>>>>
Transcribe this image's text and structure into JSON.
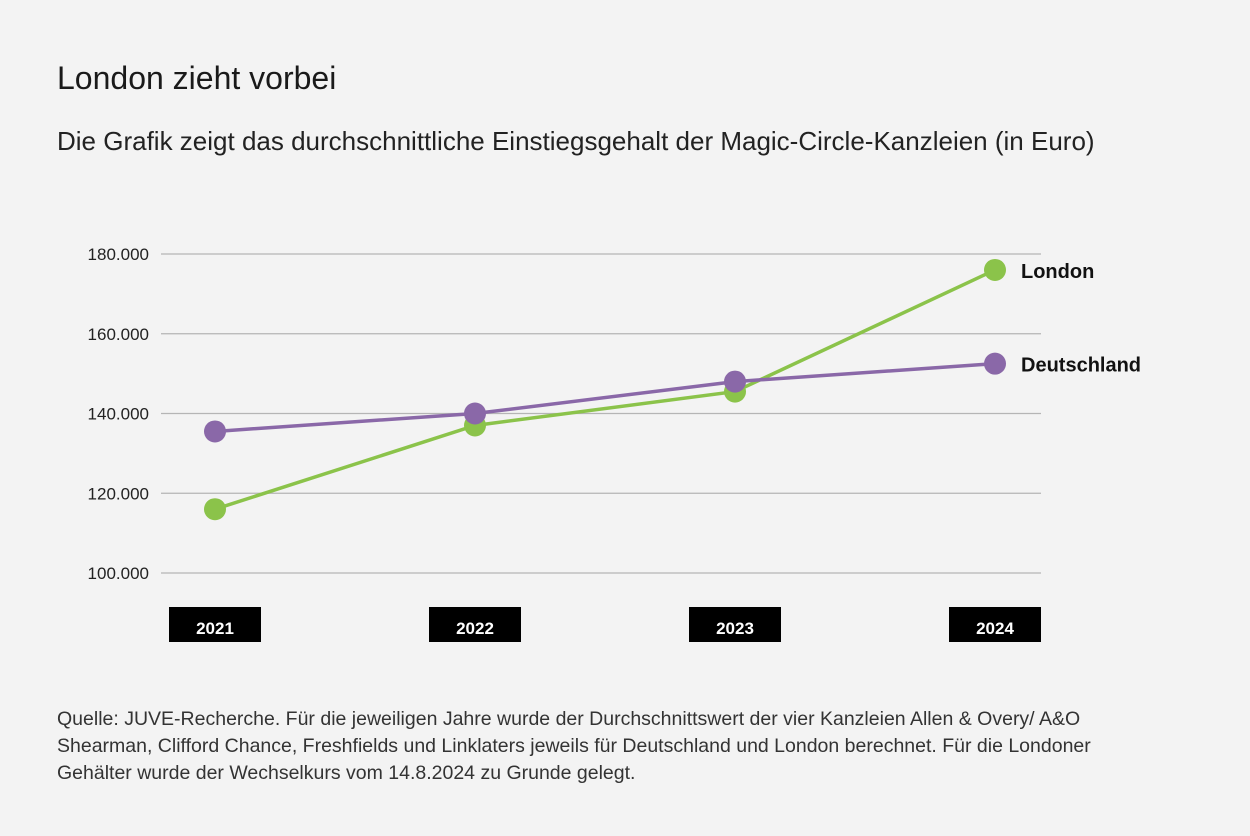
{
  "title": "London zieht vorbei",
  "subtitle": "Die Grafik zeigt das durchschnittliche Einstiegsgehalt der Magic-Circle-Kanzleien (in Euro)",
  "source": "Quelle: JUVE-Recherche. Für die jeweiligen Jahre wurde der Durchschnittswert der vier Kanzleien Allen & Overy/ A&O Shearman, Clifford Chance, Freshfields und Linklaters jeweils für Deutschland und London berechnet. Für die Londoner Gehälter wurde der Wechselkurs vom 14.8.2024 zu Grunde gelegt.",
  "chart_data": {
    "type": "line",
    "x": [
      "2021",
      "2022",
      "2023",
      "2024"
    ],
    "ylim": [
      100000,
      180000
    ],
    "yticks": [
      100000,
      120000,
      140000,
      160000,
      180000
    ],
    "ytick_labels": [
      "100.000",
      "120.000",
      "140.000",
      "160.000",
      "180.000"
    ],
    "grid": true,
    "series": [
      {
        "name": "London",
        "color": "#8bc34a",
        "values": [
          116000,
          137000,
          145500,
          176000
        ]
      },
      {
        "name": "Deutschland",
        "color": "#8a68a8",
        "values": [
          135500,
          140000,
          148000,
          152500
        ]
      }
    ]
  }
}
<<<<
Short task:
Give only the number of lines in the records that include the word "Kanzleien".

Result of the task:
2